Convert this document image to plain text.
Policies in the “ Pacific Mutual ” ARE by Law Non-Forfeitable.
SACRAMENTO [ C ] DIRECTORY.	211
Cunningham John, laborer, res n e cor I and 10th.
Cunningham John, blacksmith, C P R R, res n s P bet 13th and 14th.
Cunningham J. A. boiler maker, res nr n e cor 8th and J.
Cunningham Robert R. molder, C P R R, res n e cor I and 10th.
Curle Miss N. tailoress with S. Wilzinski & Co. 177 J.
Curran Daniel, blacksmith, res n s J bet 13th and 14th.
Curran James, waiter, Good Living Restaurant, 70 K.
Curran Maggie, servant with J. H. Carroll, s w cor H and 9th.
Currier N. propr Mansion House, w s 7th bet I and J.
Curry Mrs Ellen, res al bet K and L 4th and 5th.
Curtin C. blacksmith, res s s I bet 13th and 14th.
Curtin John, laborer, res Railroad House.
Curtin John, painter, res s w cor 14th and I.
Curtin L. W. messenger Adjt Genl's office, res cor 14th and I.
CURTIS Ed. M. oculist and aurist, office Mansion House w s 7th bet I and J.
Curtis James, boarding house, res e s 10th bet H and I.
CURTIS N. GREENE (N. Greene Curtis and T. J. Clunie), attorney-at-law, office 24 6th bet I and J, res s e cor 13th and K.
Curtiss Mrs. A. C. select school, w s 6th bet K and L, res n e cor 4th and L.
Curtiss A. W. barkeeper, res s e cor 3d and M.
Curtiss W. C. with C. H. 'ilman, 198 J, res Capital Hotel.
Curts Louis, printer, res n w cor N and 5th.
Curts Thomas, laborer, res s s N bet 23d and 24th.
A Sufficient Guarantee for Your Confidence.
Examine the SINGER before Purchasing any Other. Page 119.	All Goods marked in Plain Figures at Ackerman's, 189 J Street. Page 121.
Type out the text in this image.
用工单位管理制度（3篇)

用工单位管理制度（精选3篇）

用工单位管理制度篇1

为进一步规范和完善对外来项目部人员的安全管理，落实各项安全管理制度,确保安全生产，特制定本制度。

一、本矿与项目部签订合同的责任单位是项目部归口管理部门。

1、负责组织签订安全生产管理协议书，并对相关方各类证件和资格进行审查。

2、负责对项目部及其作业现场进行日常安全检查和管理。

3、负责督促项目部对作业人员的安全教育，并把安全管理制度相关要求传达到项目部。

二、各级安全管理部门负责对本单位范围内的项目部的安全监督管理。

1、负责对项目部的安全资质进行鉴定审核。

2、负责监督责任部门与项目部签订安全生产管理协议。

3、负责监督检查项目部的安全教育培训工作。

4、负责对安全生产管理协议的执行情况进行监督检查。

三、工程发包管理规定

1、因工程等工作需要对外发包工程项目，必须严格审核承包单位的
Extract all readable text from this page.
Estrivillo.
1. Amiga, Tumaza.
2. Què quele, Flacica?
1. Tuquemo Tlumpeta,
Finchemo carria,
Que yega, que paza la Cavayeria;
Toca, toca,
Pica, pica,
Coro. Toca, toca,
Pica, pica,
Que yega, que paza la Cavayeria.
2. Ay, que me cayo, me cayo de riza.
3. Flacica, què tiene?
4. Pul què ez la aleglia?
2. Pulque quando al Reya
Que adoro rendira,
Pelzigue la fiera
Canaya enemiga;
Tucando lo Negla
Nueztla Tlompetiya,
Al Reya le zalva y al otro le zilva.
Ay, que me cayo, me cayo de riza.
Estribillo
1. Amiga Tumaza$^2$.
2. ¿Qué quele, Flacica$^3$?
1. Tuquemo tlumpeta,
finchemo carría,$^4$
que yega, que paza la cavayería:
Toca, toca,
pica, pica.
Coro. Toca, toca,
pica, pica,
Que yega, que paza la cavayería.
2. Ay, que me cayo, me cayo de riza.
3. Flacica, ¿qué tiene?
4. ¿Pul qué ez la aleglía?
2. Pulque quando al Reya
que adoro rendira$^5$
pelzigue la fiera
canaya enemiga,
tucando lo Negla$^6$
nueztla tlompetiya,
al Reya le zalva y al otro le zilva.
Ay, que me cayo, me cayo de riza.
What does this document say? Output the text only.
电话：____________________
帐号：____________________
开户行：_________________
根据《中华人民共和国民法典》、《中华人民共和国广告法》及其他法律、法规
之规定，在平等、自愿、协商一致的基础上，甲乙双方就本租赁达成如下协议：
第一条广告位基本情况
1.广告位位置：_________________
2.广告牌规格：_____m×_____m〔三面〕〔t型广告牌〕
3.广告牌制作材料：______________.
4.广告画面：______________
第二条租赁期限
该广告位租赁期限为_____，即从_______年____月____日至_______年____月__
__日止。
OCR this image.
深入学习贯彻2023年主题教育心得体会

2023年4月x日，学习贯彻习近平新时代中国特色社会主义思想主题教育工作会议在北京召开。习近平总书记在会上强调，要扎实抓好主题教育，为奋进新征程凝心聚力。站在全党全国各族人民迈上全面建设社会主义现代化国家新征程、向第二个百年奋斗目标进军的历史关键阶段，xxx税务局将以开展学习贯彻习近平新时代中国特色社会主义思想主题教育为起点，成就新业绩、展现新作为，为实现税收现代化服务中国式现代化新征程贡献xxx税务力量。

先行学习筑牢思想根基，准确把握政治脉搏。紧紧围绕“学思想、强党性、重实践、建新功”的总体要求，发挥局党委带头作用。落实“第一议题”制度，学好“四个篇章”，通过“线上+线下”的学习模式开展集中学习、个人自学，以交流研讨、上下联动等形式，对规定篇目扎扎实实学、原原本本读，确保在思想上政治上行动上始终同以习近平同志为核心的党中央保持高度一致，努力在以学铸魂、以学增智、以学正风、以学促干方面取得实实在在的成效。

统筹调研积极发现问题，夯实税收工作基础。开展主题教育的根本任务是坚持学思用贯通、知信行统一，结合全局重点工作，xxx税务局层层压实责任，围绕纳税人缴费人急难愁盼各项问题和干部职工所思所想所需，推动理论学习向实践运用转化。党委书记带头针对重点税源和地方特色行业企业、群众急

···

__Set task__:
All of the data shown above must be copied exactly.

__Written solution__:
Convert this document image to plain text.
Policies in the “ Pacific Mutual ” ARE by Law Non-Forfeitable.
SACRAMENTO [ C ] DIRECTORY.	211
Cunningham John, laborer, res n e cor I and 10th.
Cunningham John, blacksmith, C P R R, res n s P bet 13th and 14th.
Cunningham J. A. boiler maker, res nr n e cor 8th and J.
Cunningham Robert R. molder, C P R R, res n e cor I and 10th.
Curle Miss N. tailoress with S. Wilzinski & Co. 177 J.
Curran Daniel, blacksmith, res n s J bet 13th and 14th.
Curran James, waiter, Good Living Restaurant, 70 K.
Curran Maggie, servant with J. H. Carroll, s w cor H and 9th.
Currier N. propr Mansion House, w s 7th bet I and J.
Curry Mrs Ellen, res al bet K and L 4th and 5th.
Curtin C. blacksmith, res s s I bet 13th and 14th.
Curtin John, laborer, res Railroad House.
Curtin John, painter, res s w cor 14th and I.
Curtin L. W. messenger Adjt Genl's office, res cor 14th and I.
CURTIS Ed. M. oculist and aurist, office Mansion House w s 7th bet I and J.
Curtis James, boarding house, res e s 10th bet H and I.
CURTIS N. GREENE (N. Greene Curtis and T. J. Clunie), attorney-at-law, office 24 6th bet I and J, res s e cor 13th and K.
Curtiss Mrs. A. C. select school, w s 6th bet K and L, res n e cor 4th and L.
Curtiss A. W. barkeeper, res s e cor 3d and M.
Curtiss W. C. with C. H. 'ilman, 198 J, res Capital Hotel.
Curts Louis, printer, res n w cor N and 5th.
Curts Thomas, laborer, res s s N bet 23d and 24th.
A Sufficient Guarantee for Your Confidence.
Examine the SINGER before Purchasing any Other. Page 119.	All Goods marked in Plain Figures at Ackerman's, 189 J Street. Page 121.
Type out the text in this image.
用工单位管理制度（3篇)

用工单位管理制度（精选3篇）

用工单位管理制度篇1

为进一步规范和完善对外来项目部人员的安全管理，落实各项安全管理制度,确保安全生产，特制定本制度。

一、本矿与项目部签订合同的责任单位是项目部归口管理部门。

1、负责组织签订安全生产管理协议书，并对相关方各类证件和资格进行审查。

2、负责对项目部及其作业现场进行日常安全检查和管理。

3、负责督促项目部对作业人员的安全教育，并把安全管理制度相关要求传达到项目部。

二、各级安全管理部门负责对本单位范围内的项目部的安全监督管理。

1、负责对项目部的安全资质进行鉴定审核。

2、负责监督责任部门与项目部签订安全生产管理协议。

3、负责监督检查项目部的安全教育培训工作。

4、负责对安全生产管理协议的执行情况进行监督检查。

三、工程发包管理规定

1、因工程等工作需要对外发包工程项目，必须严格审核承包单位的
Extract all readable text from this page.
Estrivillo.
1. Amiga, Tumaza.
2. Què quele, Flacica?
1. Tuquemo Tlumpeta,
Finchemo carria,
Que yega, que paza la Cavayeria;
Toca, toca,
Pica, pica,
Coro. Toca, toca,
Pica, pica,
Que yega, que paza la Cavayeria.
2. Ay, que me cayo, me cayo de riza.
3. Flacica, què tiene?
4. Pul què ez la aleglia?
2. Pulque quando al Reya
Que adoro rendira,
Pelzigue la fiera
Canaya enemiga;
Tucando lo Negla
Nueztla Tlompetiya,
Al Reya le zalva y al otro le zilva.
Ay, que me cayo, me cayo de riza.
Estribillo
1. Amiga Tumaza$^2$.
2. ¿Qué quele, Flacica$^3$?
1. Tuquemo tlumpeta,
finchemo carría,$^4$
que yega, que paza la cavayería:
Toca, toca,
pica, pica.
Coro. Toca, toca,
pica, pica,
Que yega, que paza la cavayería.
2. Ay, que me cayo, me cayo de riza.
3. Flacica, ¿qué tiene?
4. ¿Pul qué ez la aleglía?
2. Pulque quando al Reya
que adoro rendira$^5$
pelzigue la fiera
canaya enemiga,
tucando lo Negla$^6$
nueztla tlompetiya,
al Reya le zalva y al otro le zilva.
Ay, que me cayo, me cayo de riza.
What does this document say? Output the text only.
电话：____________________
帐号：____________________
开户行：_________________
根据《中华人民共和国民法典》、《中华人民共和国广告法》及其他法律、法规
之规定，在平等、自愿、协商一致的基础上，甲乙双方就本租赁达成如下协议：
第一条广告位基本情况
1.广告位位置：_________________
2.广告牌规格：_____m×_____m〔三面〕〔t型广告牌〕
3.广告牌制作材料：______________.
4.广告画面：______________
第二条租赁期限
该广告位租赁期限为_____，即从_______年____月____日至_______年____月__
__日止。
OCR this image.
深入学习贯彻2023年主题教育心得体会

2023年4月x日，学习贯彻习近平新时代中国特色社会主义思想主题教育工作会议在北京召开。习近平总书记在会上强调，要扎实抓好主题教育，为奋进新征程凝心聚力。站在全党全国各族人民迈上全面建设社会主义现代化国家新征程、向第二个百年奋斗目标进军的历史关键阶段，xxx税务局将以开展学习贯彻习近平新时代中国特色社会主义思想主题教育为起点，成就新业绩、展现新作为，为实现税收现代化服务中国式现代化新征程贡献xxx税务力量。

先行学习筑牢思想根基，准确把握政治脉搏。紧紧围绕“学思想、强党性、重实践、建新功”的总体要求，发挥局党委带头作用。落实“第一议题”制度，学好“四个篇章”，通过“线上+线下”的学习模式开展集中学习、个人自学，以交流研讨、上下联动等形式，对规定篇目扎扎实实学、原原本本读，确保在思想上政治上行动上始终同以习近平同志为核心的党中央保持高度一致，努力在以学铸魂、以学增智、以学正风、以学促干方面取得实实在在的成效。

统筹调研积极发现问题，夯实税收工作基础。开展主题教育的根本任务是坚持学思用贯通、知信行统一，结合全局重点工作，xxx税务局层层压实责任，围绕纳税人缴费人急难愁盼各项问题和干部职工所思所想所需，推动理论学习向实践运用转化。党委书记带头针对重点税源和地方特色行业企业、群众急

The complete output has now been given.